(TASK OBJECTIVE): Search the entries below. Return every line that has "学习方法" in it.

-- START --

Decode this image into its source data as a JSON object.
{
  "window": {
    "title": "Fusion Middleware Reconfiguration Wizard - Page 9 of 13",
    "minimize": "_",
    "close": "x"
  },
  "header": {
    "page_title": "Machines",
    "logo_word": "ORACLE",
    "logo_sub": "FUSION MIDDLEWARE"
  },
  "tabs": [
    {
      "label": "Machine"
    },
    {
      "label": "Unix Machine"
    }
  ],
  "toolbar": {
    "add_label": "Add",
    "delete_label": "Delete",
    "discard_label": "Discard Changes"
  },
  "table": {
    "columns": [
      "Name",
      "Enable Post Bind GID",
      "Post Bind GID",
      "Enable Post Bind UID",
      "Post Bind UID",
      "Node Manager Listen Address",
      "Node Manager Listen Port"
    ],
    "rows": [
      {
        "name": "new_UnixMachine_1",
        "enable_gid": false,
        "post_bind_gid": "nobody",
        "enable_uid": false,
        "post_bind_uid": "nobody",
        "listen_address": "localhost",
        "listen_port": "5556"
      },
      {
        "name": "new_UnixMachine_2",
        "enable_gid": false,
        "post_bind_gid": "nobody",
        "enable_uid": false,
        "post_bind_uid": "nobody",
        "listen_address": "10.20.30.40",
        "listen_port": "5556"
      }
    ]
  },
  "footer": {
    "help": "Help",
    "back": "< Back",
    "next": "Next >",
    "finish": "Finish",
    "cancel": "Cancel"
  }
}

-- END --
-- START --

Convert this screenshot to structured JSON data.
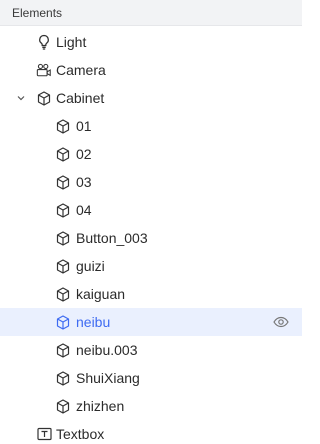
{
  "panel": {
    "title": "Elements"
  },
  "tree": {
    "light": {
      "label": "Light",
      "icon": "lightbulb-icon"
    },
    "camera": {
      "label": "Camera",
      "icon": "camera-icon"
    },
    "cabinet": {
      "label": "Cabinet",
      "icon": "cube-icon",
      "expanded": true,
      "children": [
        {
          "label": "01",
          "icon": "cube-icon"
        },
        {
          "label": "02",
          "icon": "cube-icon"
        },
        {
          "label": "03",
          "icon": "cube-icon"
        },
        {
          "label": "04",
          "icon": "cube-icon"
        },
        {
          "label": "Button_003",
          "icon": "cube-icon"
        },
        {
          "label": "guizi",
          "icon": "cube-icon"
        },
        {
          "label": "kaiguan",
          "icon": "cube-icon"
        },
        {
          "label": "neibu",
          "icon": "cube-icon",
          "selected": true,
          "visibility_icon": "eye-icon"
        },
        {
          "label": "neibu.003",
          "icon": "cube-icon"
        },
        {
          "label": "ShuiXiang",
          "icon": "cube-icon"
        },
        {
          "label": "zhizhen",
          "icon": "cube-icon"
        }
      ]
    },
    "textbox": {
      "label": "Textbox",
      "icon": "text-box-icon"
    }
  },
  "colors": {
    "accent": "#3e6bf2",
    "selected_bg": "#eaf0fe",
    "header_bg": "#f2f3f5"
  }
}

-- END --
-- START --

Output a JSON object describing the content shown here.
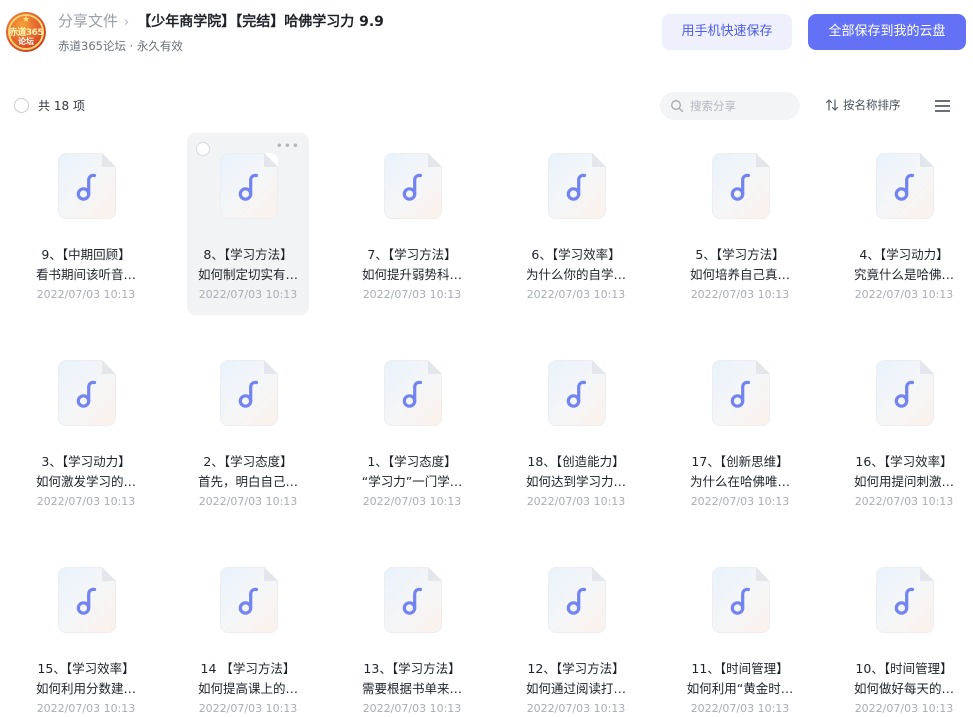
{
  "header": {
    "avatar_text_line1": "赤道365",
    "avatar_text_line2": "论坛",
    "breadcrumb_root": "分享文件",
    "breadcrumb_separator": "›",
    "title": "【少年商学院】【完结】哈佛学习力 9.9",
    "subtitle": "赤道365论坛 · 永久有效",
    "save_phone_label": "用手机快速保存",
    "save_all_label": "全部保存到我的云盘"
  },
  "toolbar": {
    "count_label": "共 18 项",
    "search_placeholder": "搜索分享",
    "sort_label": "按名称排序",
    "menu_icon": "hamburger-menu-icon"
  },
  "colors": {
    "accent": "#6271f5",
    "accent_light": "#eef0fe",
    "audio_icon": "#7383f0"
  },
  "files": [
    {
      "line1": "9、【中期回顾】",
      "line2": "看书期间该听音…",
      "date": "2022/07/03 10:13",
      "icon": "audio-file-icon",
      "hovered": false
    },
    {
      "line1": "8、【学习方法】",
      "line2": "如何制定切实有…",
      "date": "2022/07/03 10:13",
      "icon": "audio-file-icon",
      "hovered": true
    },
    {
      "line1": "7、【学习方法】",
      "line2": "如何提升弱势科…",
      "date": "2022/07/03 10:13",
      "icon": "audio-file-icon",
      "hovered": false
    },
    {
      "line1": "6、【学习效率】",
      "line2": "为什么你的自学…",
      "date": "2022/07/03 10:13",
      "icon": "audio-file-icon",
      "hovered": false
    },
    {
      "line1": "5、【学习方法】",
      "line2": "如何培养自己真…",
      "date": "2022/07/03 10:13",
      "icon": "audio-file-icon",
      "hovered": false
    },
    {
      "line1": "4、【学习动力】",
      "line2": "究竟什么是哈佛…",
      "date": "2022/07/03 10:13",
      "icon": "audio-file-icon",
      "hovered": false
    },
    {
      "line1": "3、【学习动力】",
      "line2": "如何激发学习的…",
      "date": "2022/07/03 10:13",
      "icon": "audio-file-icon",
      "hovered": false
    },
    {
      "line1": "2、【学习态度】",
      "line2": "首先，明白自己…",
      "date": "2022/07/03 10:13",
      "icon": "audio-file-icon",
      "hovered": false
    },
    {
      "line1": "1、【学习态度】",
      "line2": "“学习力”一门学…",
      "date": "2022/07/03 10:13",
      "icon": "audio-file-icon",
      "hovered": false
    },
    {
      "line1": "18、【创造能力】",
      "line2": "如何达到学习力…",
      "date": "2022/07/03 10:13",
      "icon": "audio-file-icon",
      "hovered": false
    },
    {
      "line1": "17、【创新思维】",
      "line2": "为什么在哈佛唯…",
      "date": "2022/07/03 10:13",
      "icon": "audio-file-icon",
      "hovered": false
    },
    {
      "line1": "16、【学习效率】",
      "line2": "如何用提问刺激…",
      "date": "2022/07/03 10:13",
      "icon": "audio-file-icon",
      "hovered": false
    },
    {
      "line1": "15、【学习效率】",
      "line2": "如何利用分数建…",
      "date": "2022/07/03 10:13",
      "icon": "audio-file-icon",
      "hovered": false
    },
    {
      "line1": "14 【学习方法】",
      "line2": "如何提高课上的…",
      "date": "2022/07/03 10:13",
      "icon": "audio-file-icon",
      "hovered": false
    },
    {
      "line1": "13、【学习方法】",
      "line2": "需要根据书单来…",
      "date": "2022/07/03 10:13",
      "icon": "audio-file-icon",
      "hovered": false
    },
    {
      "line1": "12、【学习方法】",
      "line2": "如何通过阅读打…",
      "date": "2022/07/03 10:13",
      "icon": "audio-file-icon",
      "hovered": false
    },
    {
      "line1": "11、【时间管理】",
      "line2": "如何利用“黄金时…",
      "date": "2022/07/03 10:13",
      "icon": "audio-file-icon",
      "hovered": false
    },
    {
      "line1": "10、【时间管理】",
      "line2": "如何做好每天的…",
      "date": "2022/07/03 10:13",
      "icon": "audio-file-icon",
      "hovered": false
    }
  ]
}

-- END --

(TASK RESULT):
      "line1": "8、【学习方法】",
      "line1": "7、【学习方法】",
      "line1": "5、【学习方法】",
      "line1": "14 【学习方法】",
      "line1": "13、【学习方法】",
      "line1": "12、【学习方法】",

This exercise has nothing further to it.